Документ:
Алексей Смирнов - Заговор недорезанных
Антисемитизм был только в крупных городах и то только среди образованных людей.
В “Красной звезде” тогда постоянно публиковались стишки и статейки со словами “Убей немца”. Это говорит только о том, что сталинской системе с большим трудом удалось всерьез и насмерть стравить два народа и благодаря этому уцелеть самому. В начале войны русские люди всерьез сомневались: под кем им будет легче жить – под Сталиным или под Гитлером, и, поведи себя немцы в России, как во Франции, многое было бы по-другому. Об этих русских колебаниях никто никогда и нигде не писал, тема по сей день наглухо закрыта. А ведь все это было, и культурная Москва сорок первого ждала немцев. В сталинской Москве, кроме Архитектурного института, было еще два центра, где кучковались
“бывшие”, склонные к реалистической живописи. Одним из таких центров была мастерская художника Василия Николаевича Яковлева. Он происходил из очень богатой купеческой семьи, мужчины которой усиленно предавались неудержимому и неукротимому блуду. Отец
Яковлева постоянно говорил: “Со всеми женщинами сойтись невозможно, но к этому надо стремиться” – и посему постоянно посещал дорогие бордели и содержал особо умелых и шикарных проституток на особых квартирах с зеркальными потолками и стенами. При всем при том он был крепкий семьянин, был очень религиозен и гордился тем, что ежедневно, кроме постных дней и постов, до самой глубокой старости огуливал свою жену и, по словам сына, залезал на нее даже уже трясущимся после паралича, придавая этим актам библейский характер.

Задание: Переведите на английский язык предложение из текста «Заговор недорезанных»: «Одним из таких центров была мастерская художника Василия Николаевича Яковлева». Опирайтесь только на этот текст.

Фрагмент данных:
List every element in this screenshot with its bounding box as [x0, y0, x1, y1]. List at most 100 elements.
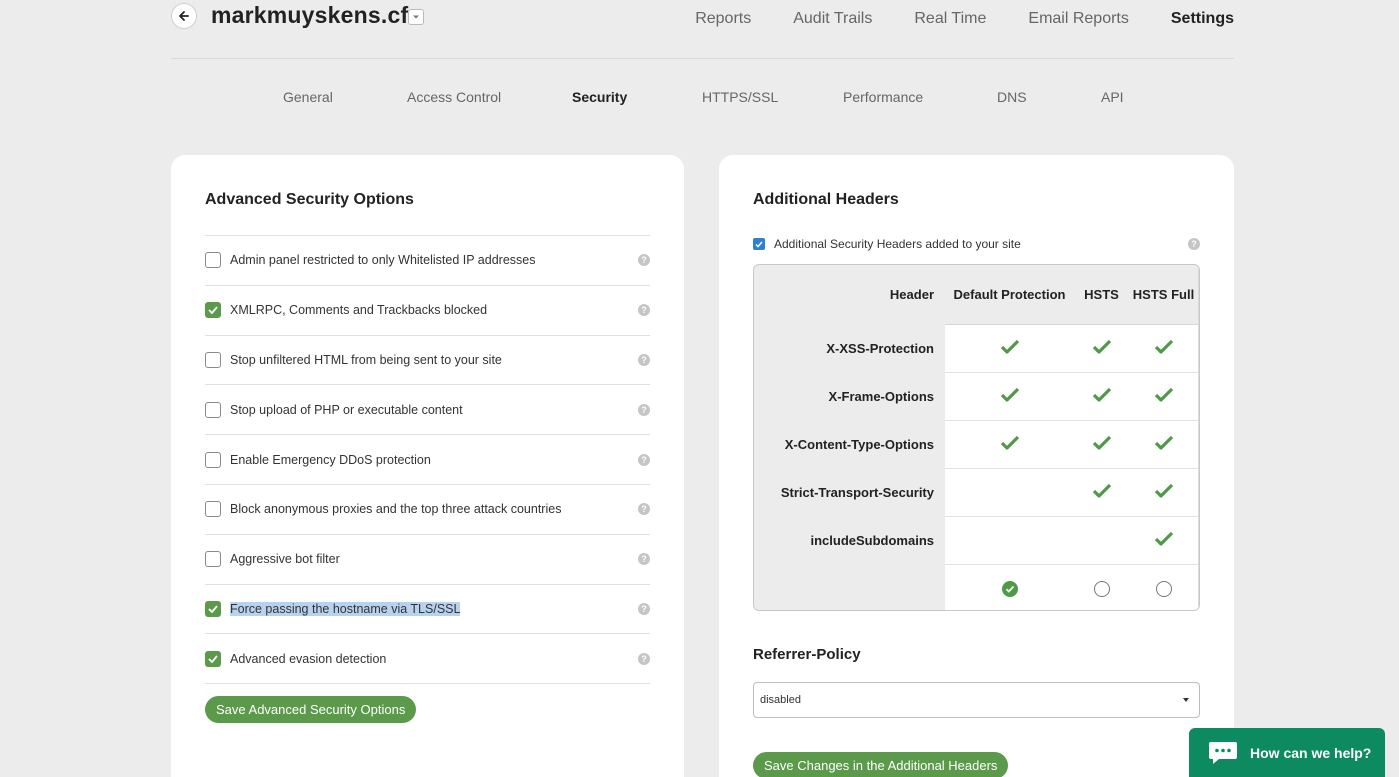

Готовый ответ: One of these centers was the studio of the artist Vasily Nikolaevich Yakovlev.